Problem description ::
Below is a block of records; reproduce all of them exactly and leave out any pictures.

(Rows from a dataset)
*****

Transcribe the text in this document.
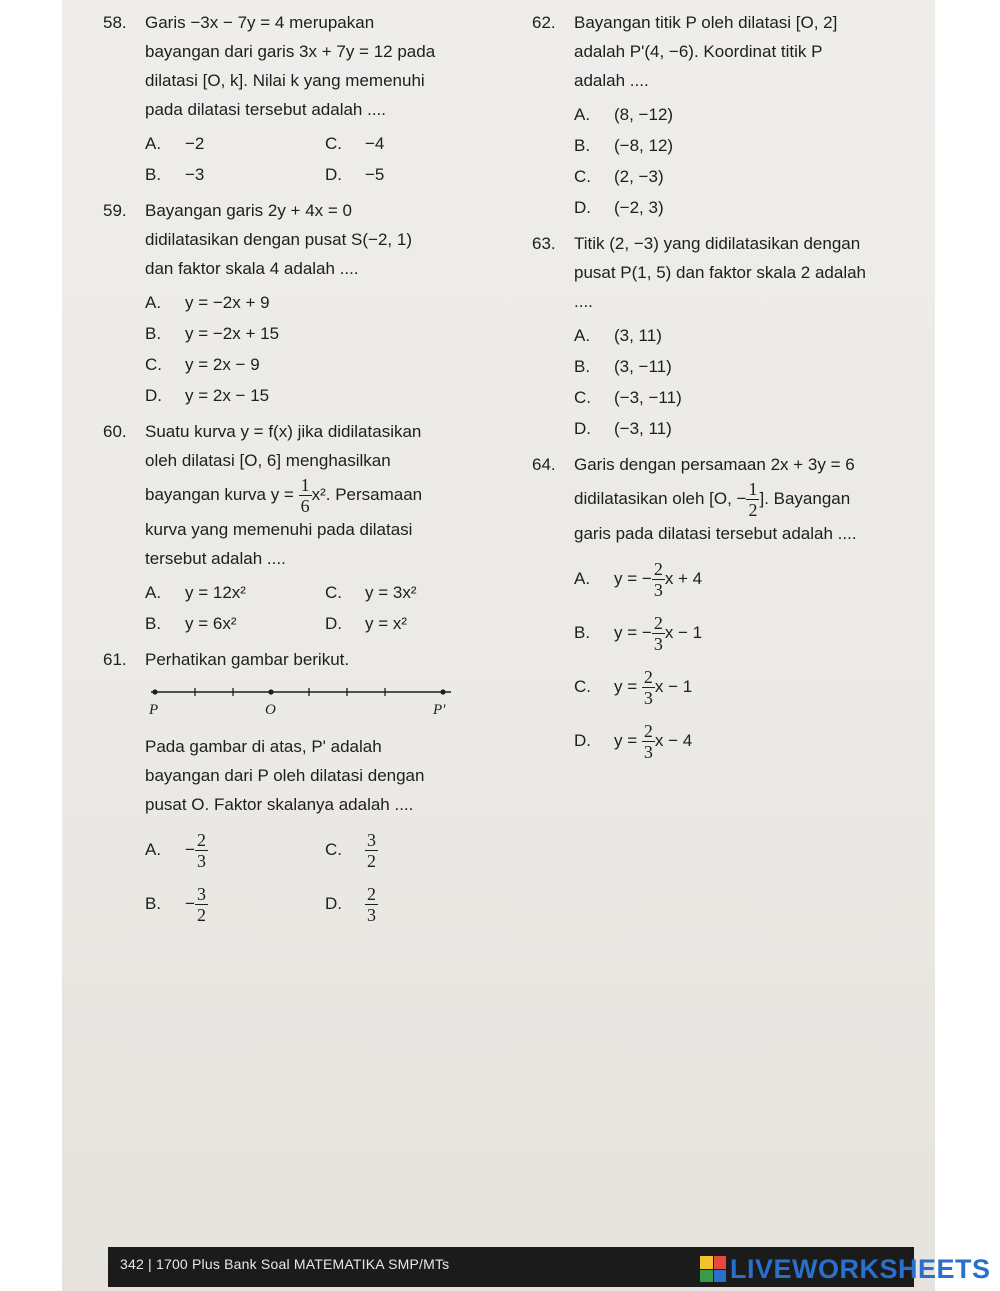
58. Garis −3x − 7y = 4 merupakan
bayangan dari garis 3x + 7y = 12 pada
dilatasi [O, k]. Nilai k yang memenuhi
pada dilatasi tersebut adalah ....
A. −2	C. −4
B. −3	D. −5
59. Bayangan garis 2y + 4x = 0
didilatasikan dengan pusat S(−2, 1)
dan faktor skala 4 adalah ....
A. y = −2x + 9
B. y = −2x + 15
C. y = 2x − 9
D. y = 2x − 15
60. Suatu kurva y = f(x) jika didilatasikan
oleh dilatasi [O, 6] menghasilkan
bayangan kurva $y = \frac{1}{6} x^2$. Persamaan
kurva yang memenuhi pada dilatasi
tersebut adalah ....
A. y = 12x²	C. y = 3x²
B. y = 6x²	D. y = x²
61. Perhatikan gambar berikut.
P	O	P'
Pada gambar di atas, P' adalah
bayangan dari P oleh dilatasi dengan
pusat O. Faktor skalanya adalah ....
A. − $\frac{2}{3}$	C. $\frac{3}{2}$
B. − $\frac{3}{2}$	D. $\frac{2}{3}$
62. Bayangan titik P oleh dilatasi [O, 2]
adalah P'(4, −6). Koordinat titik P
adalah ....
A. (8, −12)
B. (−8, 12)
C. (2, −3)
D. (−2, 3)
63. Titik (2, −3) yang didilatasikan dengan
pusat P(1, 5) dan faktor skala 2 adalah
....
A. (3, 11)
B. (3, −11)
C. (−3, −11)
D. (−3, 11)
64. Garis dengan persamaan 2x + 3y = 6
didilatasikan oleh [O, − $\frac{1}{2}$ ]. Bayangan
garis pada dilatasi tersebut adalah ....
A. y = − $\frac{2}{3}$ x + 4
B. y = − $\frac{2}{3}$ x − 1
C. $y = \frac{2}{3}$ x − 1
D. $y = \frac{2}{3}$ x − 4
342 | 1700 Plus Bank Soal MATEMATIKA SMP/MTs	LIVEWORKSHEETS
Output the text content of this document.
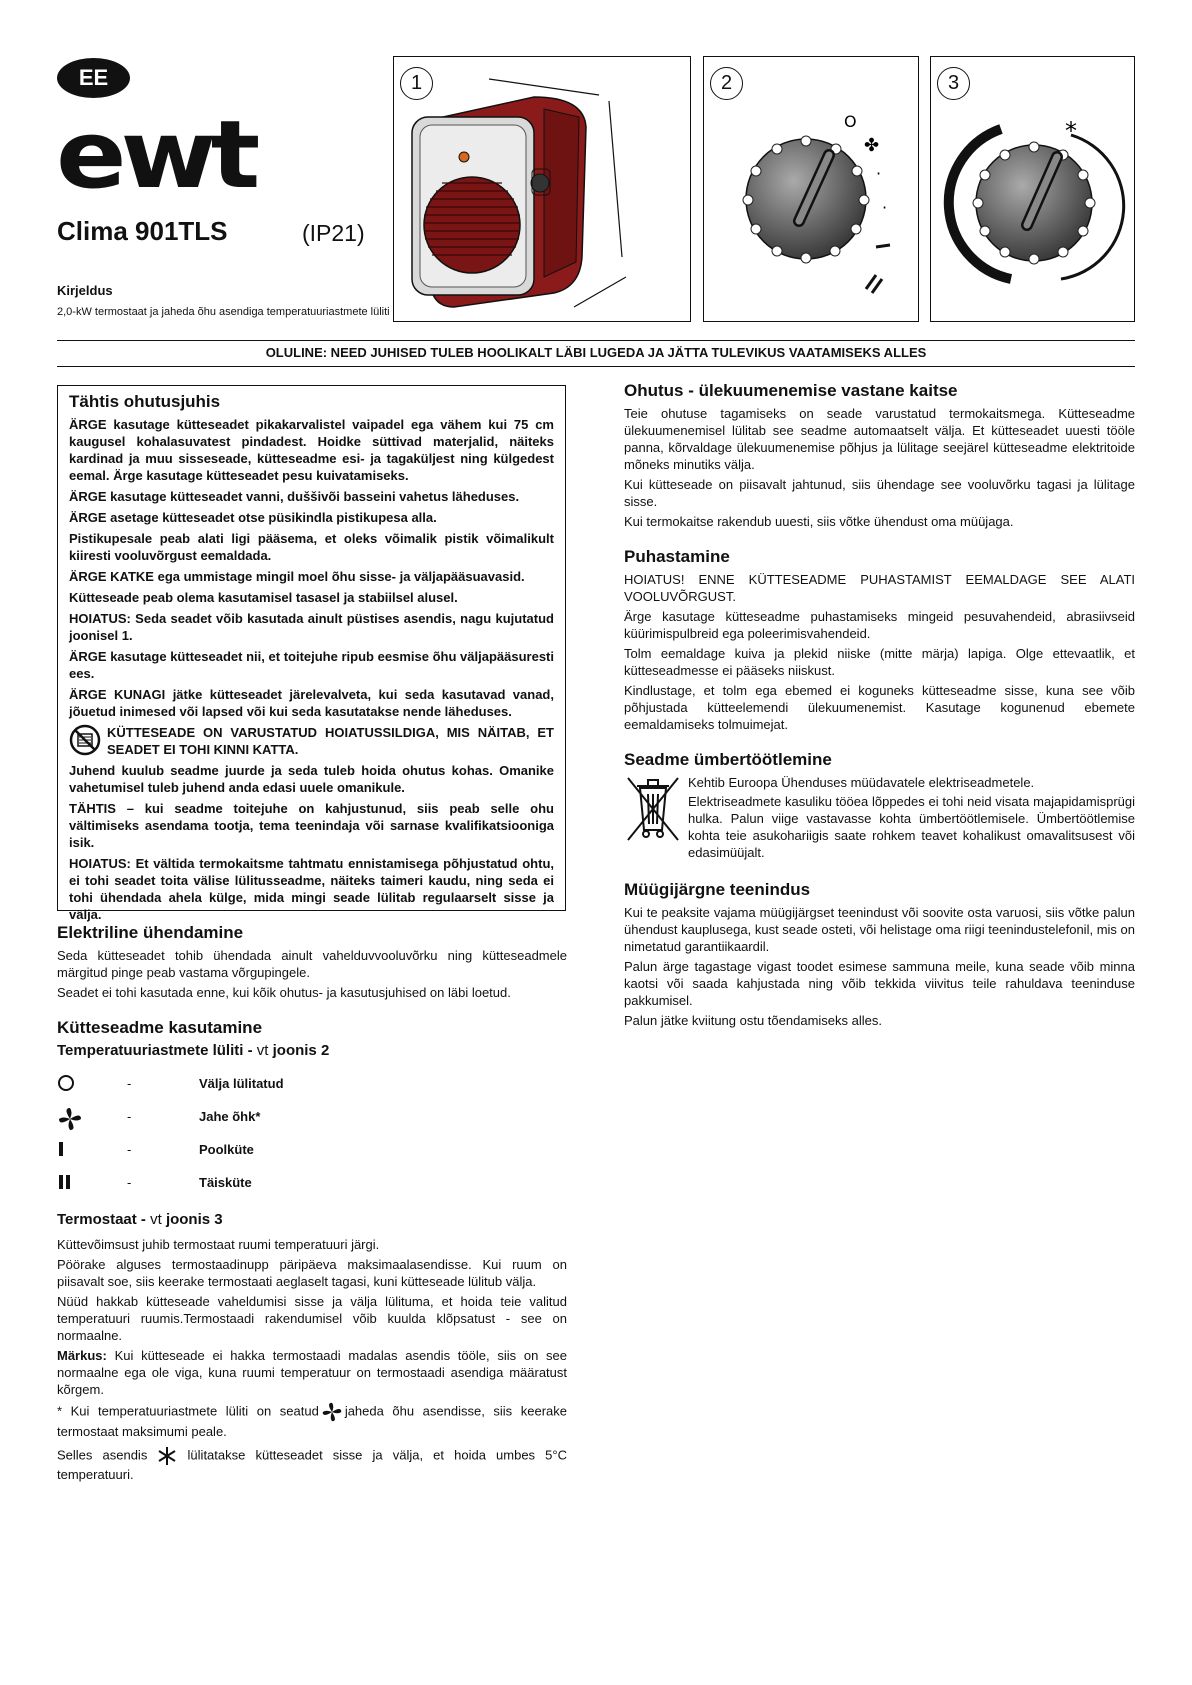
EE
ewt
Clima 901TLS	(IP21)
Kirjeldus
2,0-kW termostaat ja jaheda õhu asendiga temperatuuriastmete lüliti
1	2
O
✤
·
·
3
*
OLULINE: NEED JUHISED TULEB HOOLIKALT LÄBI LUGEDA JA JÄTTA TULEVIKUS VAATAMISEKS ALLES
Tähtis ohutusjuhis

ÄRGE kasutage kütteseadet pikakarvalistel vaipadel ega vähem kui 75 cm kaugusel kohalasuvatest pindadest. Hoidke süttivad materjalid, näiteks kardinad ja muu sisseseade, kütteseadme esi- ja tagaküljest ning külgedest eemal. Ärge kasutage kütteseadet pesu kuivatamiseks.

ÄRGE kasutage kütteseadet vanni, duššivõi basseini vahetus läheduses.

ÄRGE asetage kütteseadet otse püsikindla pistikupesa alla.

Pistikupesale peab alati ligi pääsema, et oleks võimalik pistik võimalikult kiiresti vooluvõrgust eemaldada.

ÄRGE KATKE ega ummistage mingil moel õhu sisse- ja väljapääsuavasid.

Kütteseade peab olema kasutamisel tasasel ja stabiilsel alusel.

HOIATUS: Seda seadet võib kasutada ainult püstises asendis, nagu kujutatud joonisel 1.

ÄRGE kasutage kütteseadet nii, et toitejuhe ripub eesmise õhu väljapääsuresti ees.

ÄRGE KUNAGI jätke kütteseadet järelevalveta, kui seda kasutavad vanad, jõuetud inimesed või lapsed või kui seda kasutatakse nende läheduses.

KÜTTESEADE ON VARUSTATUD HOIATUSSILDIGA, MIS NÄITAB, ET SEADET EI TOHI KINNI KATTA.

Juhend kuulub seadme juurde ja seda tuleb hoida ohutus kohas. Omanike vahetumisel tuleb juhend anda edasi uuele omanikule.

TÄHTIS – kui seadme toitejuhe on kahjustunud, siis peab selle ohu vältimiseks asendama tootja, tema teenindaja või sarnase kvalifikatsiooniga isik.

HOIATUS: Et vältida termokaitsme tahtmatu ennistamisega põhjustatud ohtu, ei tohi seadet toita välise lülitusseadme, näiteks taimeri kaudu, ning seda ei tohi ühendada ahela külge, mida mingi seade lülitab regulaarselt sisse ja välja.

Elektriline ühendamine

Seda kütteseadet tohib ühendada ainult vahelduvvooluvõrku ning kütteseadmele märgitud pinge peab vastama võrgupingele.

Seadet ei tohi kasutada enne, kui kõik ohutus- ja kasutusjuhised on läbi loetud.

Kütteseadme kasutamine
Temperatuuriastmete lüliti - vt joonis 2
-	Välja lülitatud
-	Jahe õhk*
-	Poolküte
-	Täisküte
Termostaat - vt joonis 3

Küttevõimsust juhib termostaat ruumi temperatuuri järgi.

Pöörake alguses termostaadinupp päripäeva maksimaalasendisse. Kui ruum on piisavalt soe, siis keerake termostaati aeglaselt tagasi, kuni kütteseade lülitub välja.

Nüüd hakkab kütteseade vaheldumisi sisse ja välja lülituma, et hoida teie valitud temperatuuri ruumis.Termostaadi rakendumisel võib kuulda klõpsatust - see on normaalne.

Märkus: Kui kütteseade ei hakka termostaadi madalas asendis tööle, siis on see normaalne ega ole viga, kuna ruumi temperatuur on termostaadi asendiga määratust kõrgem.

* Kui temperatuuriastmete lüliti on seatud jaheda õhu asendisse, siis keerake termostaat maksimumi peale.

Selles asendis	lülitatakse kütteseadet sisse ja välja, et hoida umbes 5°C temperatuuri.

Ohutus - ülekuumenemise vastane kaitse

Teie ohutuse tagamiseks on seade varustatud termokaitsmega. Kütteseadme ülekuumenemisel lülitab see seadme automaatselt välja. Et kütteseadet uuesti tööle panna, kõrvaldage ülekuumenemise põhjus ja lülitage seejärel kütteseadme elektritoide mõneks minutiks välja.

Kui kütteseade on piisavalt jahtunud, siis ühendage see vooluvõrku tagasi ja lülitage sisse.

Kui termokaitse rakendub uuesti, siis võtke ühendust oma müüjaga.

Puhastamine

HOIATUS! ENNE KÜTTESEADME PUHASTAMIST EEMALDAGE SEE ALATI VOOLUVÕRGUST.

Ärge kasutage kütteseadme puhastamiseks mingeid pesuvahendeid, abrasiivseid küürimispulbreid ega poleerimisvahendeid.

Tolm eemaldage kuiva ja plekid niiske (mitte märja) lapiga. Olge ettevaatlik, et kütteseadmesse ei pääseks niiskust.

Kindlustage, et tolm ega ebemed ei koguneks kütteseadme sisse, kuna see võib põhjustada kütteelemendi ülekuumenemist. Kasutage kogunenud ebemete eemaldamiseks tolmuimejat.

Seadme ümbertöötlemine

Kehtib Euroopa Ühenduses müüdavatele elektriseadmetele.

Elektriseadmete kasuliku tööea lõppedes ei tohi neid visata majapidamisprügi hulka. Palun viige vastavasse kohta ümbertöötlemisele. Ümbertöötlemise kohta teie asukohariigis saate rohkem teavet kohalikust omavalitsusest või edasimüüjalt.

Müügijärgne teenindus

Kui te peaksite vajama müügijärgset teenindust või soovite osta varuosi, siis võtke palun ühendust kauplusega, kust seade osteti, või helistage oma riigi teenindustelefonil, mis on nimetatud garantiikaardil.

Palun ärge tagastage vigast toodet esimese sammuna meile, kuna seade võib minna kaotsi või saada kahjustada ning võib tekkida viivitus teile rahuldava teeninduse pakkumisel.

Palun jätke kviitung ostu tõendamiseks alles.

*****

Solution below ::
Transcribe the text in this document.
58. Garis −3x − 7y = 4 merupakan
bayangan dari garis 3x + 7y = 12 pada
dilatasi [O, k]. Nilai k yang memenuhi
pada dilatasi tersebut adalah ....
A. −2	C. −4
B. −3	D. −5
59. Bayangan garis 2y + 4x = 0
didilatasikan dengan pusat S(−2, 1)
dan faktor skala 4 adalah ....
A. y = −2x + 9
B. y = −2x + 15
C. y = 2x − 9
D. y = 2x − 15
60. Suatu kurva y = f(x) jika didilatasikan
oleh dilatasi [O, 6] menghasilkan
bayangan kurva $y = \frac{1}{6} x^2$. Persamaan
kurva yang memenuhi pada dilatasi
tersebut adalah ....
A. y = 12x²	C. y = 3x²
B. y = 6x²	D. y = x²
61. Perhatikan gambar berikut.
P	O	P'
Pada gambar di atas, P' adalah
bayangan dari P oleh dilatasi dengan
pusat O. Faktor skalanya adalah ....
A. − $\frac{2}{3}$	C. $\frac{3}{2}$
B. − $\frac{3}{2}$	D. $\frac{2}{3}$
62. Bayangan titik P oleh dilatasi [O, 2]
adalah P'(4, −6). Koordinat titik P
adalah ....
A. (8, −12)
B. (−8, 12)
C. (2, −3)
D. (−2, 3)
63. Titik (2, −3) yang didilatasikan dengan
pusat P(1, 5) dan faktor skala 2 adalah
....
A. (3, 11)
B. (3, −11)
C. (−3, −11)
D. (−3, 11)
64. Garis dengan persamaan 2x + 3y = 6
didilatasikan oleh [O, − $\frac{1}{2}$ ]. Bayangan
garis pada dilatasi tersebut adalah ....
A. y = − $\frac{2}{3}$ x + 4
B. y = − $\frac{2}{3}$ x − 1
C. $y = \frac{2}{3}$ x − 1
D. $y = \frac{2}{3}$ x − 4
342 | 1700 Plus Bank Soal MATEMATIKA SMP/MTs	LIVEWORKSHEETS
Output the text content of this document.
EE
ewt
Clima 901TLS	(IP21)
Kirjeldus
2,0-kW termostaat ja jaheda õhu asendiga temperatuuriastmete lüliti
1	2
O
✤
·
·
3
*
OLULINE: NEED JUHISED TULEB HOOLIKALT LÄBI LUGEDA JA JÄTTA TULEVIKUS VAATAMISEKS ALLES
Tähtis ohutusjuhis

ÄRGE kasutage kütteseadet pikakarvalistel vaipadel ega vähem kui 75 cm kaugusel kohalasuvatest pindadest. Hoidke süttivad materjalid, näiteks kardinad ja muu sisseseade, kütteseadme esi- ja tagaküljest ning külgedest eemal. Ärge kasutage kütteseadet pesu kuivatamiseks.

ÄRGE kasutage kütteseadet vanni, duššivõi basseini vahetus läheduses.

ÄRGE asetage kütteseadet otse püsikindla pistikupesa alla.

Pistikupesale peab alati ligi pääsema, et oleks võimalik pistik võimalikult kiiresti vooluvõrgust eemaldada.

ÄRGE KATKE ega ummistage mingil moel õhu sisse- ja väljapääsuavasid.

Kütteseade peab olema kasutamisel tasasel ja stabiilsel alusel.

HOIATUS: Seda seadet võib kasutada ainult püstises asendis, nagu kujutatud joonisel 1.

ÄRGE kasutage kütteseadet nii, et toitejuhe ripub eesmise õhu väljapääsuresti ees.

ÄRGE KUNAGI jätke kütteseadet järelevalveta, kui seda kasutavad vanad, jõuetud inimesed või lapsed või kui seda kasutatakse nende läheduses.

KÜTTESEADE ON VARUSTATUD HOIATUSSILDIGA, MIS NÄITAB, ET SEADET EI TOHI KINNI KATTA.

Juhend kuulub seadme juurde ja seda tuleb hoida ohutus kohas. Omanike vahetumisel tuleb juhend anda edasi uuele omanikule.

TÄHTIS – kui seadme toitejuhe on kahjustunud, siis peab selle ohu vältimiseks asendama tootja, tema teenindaja või sarnase kvalifikatsiooniga isik.

HOIATUS: Et vältida termokaitsme tahtmatu ennistamisega põhjustatud ohtu, ei tohi seadet toita välise lülitusseadme, näiteks taimeri kaudu, ning seda ei tohi ühendada ahela külge, mida mingi seade lülitab regulaarselt sisse ja välja.

Elektriline ühendamine

Seda kütteseadet tohib ühendada ainult vahelduvvooluvõrku ning kütteseadmele märgitud pinge peab vastama võrgupingele.

Seadet ei tohi kasutada enne, kui kõik ohutus- ja kasutusjuhised on läbi loetud.

Kütteseadme kasutamine
Temperatuuriastmete lüliti - vt joonis 2
-	Välja lülitatud
-	Jahe õhk*
-	Poolküte
-	Täisküte
Termostaat - vt joonis 3

Küttevõimsust juhib termostaat ruumi temperatuuri järgi.

Pöörake alguses termostaadinupp päripäeva maksimaalasendisse. Kui ruum on piisavalt soe, siis keerake termostaati aeglaselt tagasi, kuni kütteseade lülitub välja.

Nüüd hakkab kütteseade vaheldumisi sisse ja välja lülituma, et hoida teie valitud temperatuuri ruumis.Termostaadi rakendumisel võib kuulda klõpsatust - see on normaalne.

Märkus: Kui kütteseade ei hakka termostaadi madalas asendis tööle, siis on see normaalne ega ole viga, kuna ruumi temperatuur on termostaadi asendiga määratust kõrgem.

* Kui temperatuuriastmete lüliti on seatud jaheda õhu asendisse, siis keerake termostaat maksimumi peale.

Selles asendis	lülitatakse kütteseadet sisse ja välja, et hoida umbes 5°C temperatuuri.

Ohutus - ülekuumenemise vastane kaitse

Teie ohutuse tagamiseks on seade varustatud termokaitsmega. Kütteseadme ülekuumenemisel lülitab see seadme automaatselt välja. Et kütteseadet uuesti tööle panna, kõrvaldage ülekuumenemise põhjus ja lülitage seejärel kütteseadme elektritoide mõneks minutiks välja.

Kui kütteseade on piisavalt jahtunud, siis ühendage see vooluvõrku tagasi ja lülitage sisse.

Kui termokaitse rakendub uuesti, siis võtke ühendust oma müüjaga.

Puhastamine

HOIATUS! ENNE KÜTTESEADME PUHASTAMIST EEMALDAGE SEE ALATI VOOLUVÕRGUST.

Ärge kasutage kütteseadme puhastamiseks mingeid pesuvahendeid, abrasiivseid küürimispulbreid ega poleerimisvahendeid.

Tolm eemaldage kuiva ja plekid niiske (mitte märja) lapiga. Olge ettevaatlik, et kütteseadmesse ei pääseks niiskust.

Kindlustage, et tolm ega ebemed ei koguneks kütteseadme sisse, kuna see võib põhjustada kütteelemendi ülekuumenemist. Kasutage kogunenud ebemete eemaldamiseks tolmuimejat.

Seadme ümbertöötlemine

Kehtib Euroopa Ühenduses müüdavatele elektriseadmetele.

Elektriseadmete kasuliku tööea lõppedes ei tohi neid visata majapidamisprügi hulka. Palun viige vastavasse kohta ümbertöötlemisele. Ümbertöötlemise kohta teie asukohariigis saate rohkem teavet kohalikust omavalitsusest või edasimüüjalt.

Müügijärgne teenindus

Kui te peaksite vajama müügijärgset teenindust või soovite osta varuosi, siis võtke palun ühendust kauplusega, kust seade osteti, või helistage oma riigi teenindustelefonil, mis on nimetatud garantiikaardil.

Palun ärge tagastage vigast toodet esimese sammuna meile, kuna seade võib minna kaotsi või saada kahjustada ning võib tekkida viivitus teile rahuldava teeninduse pakkumisel.

Palun jätke kviitung ostu tõendamiseks alles.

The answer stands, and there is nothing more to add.